▶ _GIVEN TASK_:
Say how many lines include the word "subtitle", using only a number.

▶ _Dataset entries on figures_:
>> START

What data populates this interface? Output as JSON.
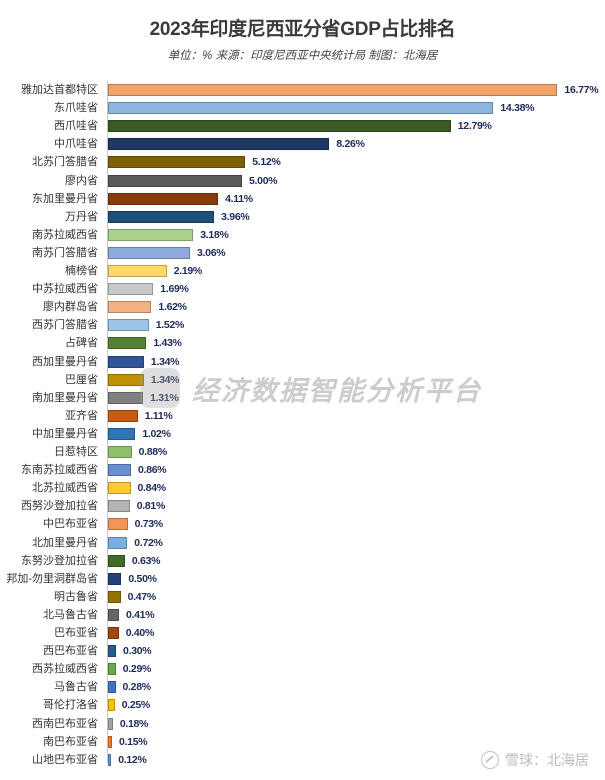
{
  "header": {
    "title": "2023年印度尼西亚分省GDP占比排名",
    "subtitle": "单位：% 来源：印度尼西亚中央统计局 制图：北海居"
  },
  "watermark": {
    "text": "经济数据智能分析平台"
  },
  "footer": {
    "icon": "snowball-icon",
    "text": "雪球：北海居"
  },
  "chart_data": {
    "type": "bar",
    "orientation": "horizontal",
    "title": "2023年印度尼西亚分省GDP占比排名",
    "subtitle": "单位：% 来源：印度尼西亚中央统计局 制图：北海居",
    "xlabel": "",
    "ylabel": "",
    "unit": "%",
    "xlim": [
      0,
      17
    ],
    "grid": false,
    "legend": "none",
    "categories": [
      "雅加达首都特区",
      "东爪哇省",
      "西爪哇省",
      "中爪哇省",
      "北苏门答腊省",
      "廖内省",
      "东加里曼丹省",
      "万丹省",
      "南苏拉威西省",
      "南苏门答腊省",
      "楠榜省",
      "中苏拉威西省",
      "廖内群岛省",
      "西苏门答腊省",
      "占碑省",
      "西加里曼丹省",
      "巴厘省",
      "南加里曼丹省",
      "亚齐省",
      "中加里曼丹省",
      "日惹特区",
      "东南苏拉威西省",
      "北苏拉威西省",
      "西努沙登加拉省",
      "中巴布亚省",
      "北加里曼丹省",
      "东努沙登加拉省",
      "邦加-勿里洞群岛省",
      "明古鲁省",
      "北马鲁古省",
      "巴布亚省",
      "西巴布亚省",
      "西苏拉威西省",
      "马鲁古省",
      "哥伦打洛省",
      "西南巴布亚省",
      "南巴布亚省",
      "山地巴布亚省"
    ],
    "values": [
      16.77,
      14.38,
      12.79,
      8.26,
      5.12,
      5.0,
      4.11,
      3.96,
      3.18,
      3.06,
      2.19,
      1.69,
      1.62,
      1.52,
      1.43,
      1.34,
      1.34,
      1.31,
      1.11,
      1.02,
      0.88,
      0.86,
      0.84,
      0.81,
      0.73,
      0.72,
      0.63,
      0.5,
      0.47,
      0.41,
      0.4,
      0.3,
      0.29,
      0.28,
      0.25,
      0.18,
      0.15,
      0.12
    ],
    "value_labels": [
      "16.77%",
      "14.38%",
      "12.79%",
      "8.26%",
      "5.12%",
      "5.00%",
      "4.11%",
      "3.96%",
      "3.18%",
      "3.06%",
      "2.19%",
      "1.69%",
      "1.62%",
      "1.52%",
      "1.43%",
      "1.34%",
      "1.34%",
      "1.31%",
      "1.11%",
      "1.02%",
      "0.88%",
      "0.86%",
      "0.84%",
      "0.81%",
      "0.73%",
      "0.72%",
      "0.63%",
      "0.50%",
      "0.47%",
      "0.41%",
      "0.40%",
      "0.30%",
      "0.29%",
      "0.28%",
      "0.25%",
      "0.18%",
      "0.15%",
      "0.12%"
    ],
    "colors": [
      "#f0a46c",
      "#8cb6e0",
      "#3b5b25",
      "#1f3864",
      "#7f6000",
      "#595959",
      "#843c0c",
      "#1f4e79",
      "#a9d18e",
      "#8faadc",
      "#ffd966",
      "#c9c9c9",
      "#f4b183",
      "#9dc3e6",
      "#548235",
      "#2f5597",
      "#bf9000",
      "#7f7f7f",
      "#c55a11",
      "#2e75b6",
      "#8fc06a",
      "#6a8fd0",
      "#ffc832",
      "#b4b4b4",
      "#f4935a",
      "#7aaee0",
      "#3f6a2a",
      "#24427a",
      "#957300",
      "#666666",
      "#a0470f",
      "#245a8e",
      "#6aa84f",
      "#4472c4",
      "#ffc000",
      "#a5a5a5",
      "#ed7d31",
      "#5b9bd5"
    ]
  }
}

>> END
>> START

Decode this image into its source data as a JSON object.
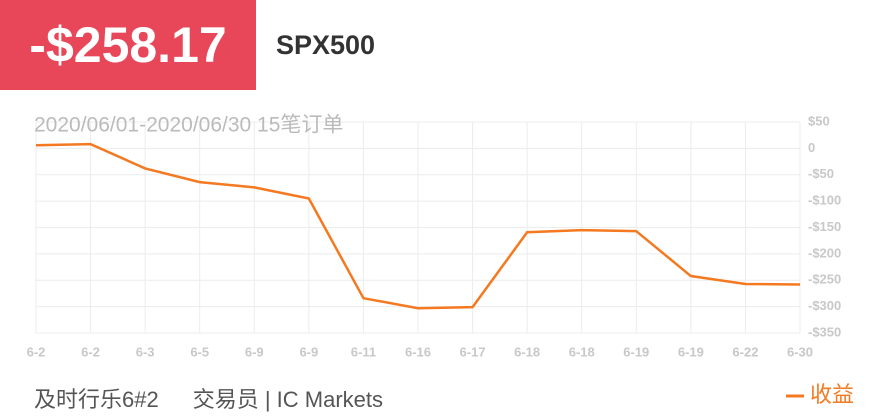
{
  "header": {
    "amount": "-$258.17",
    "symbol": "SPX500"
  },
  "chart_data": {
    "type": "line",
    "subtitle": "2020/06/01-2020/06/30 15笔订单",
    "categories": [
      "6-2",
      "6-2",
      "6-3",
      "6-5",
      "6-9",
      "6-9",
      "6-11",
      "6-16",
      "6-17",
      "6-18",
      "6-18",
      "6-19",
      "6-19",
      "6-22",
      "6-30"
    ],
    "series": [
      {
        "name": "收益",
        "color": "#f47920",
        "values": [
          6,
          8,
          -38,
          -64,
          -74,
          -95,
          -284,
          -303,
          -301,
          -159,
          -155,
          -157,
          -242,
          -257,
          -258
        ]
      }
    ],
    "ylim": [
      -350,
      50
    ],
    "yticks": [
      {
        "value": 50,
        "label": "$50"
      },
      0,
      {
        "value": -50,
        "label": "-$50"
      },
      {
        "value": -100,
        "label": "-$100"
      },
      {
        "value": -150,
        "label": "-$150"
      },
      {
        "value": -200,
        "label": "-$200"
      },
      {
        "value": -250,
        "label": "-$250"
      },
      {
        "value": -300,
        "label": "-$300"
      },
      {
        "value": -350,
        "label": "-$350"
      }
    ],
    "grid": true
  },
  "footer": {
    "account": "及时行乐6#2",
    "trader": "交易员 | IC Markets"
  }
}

>> END

▶ _FULL SOLUTION_:
3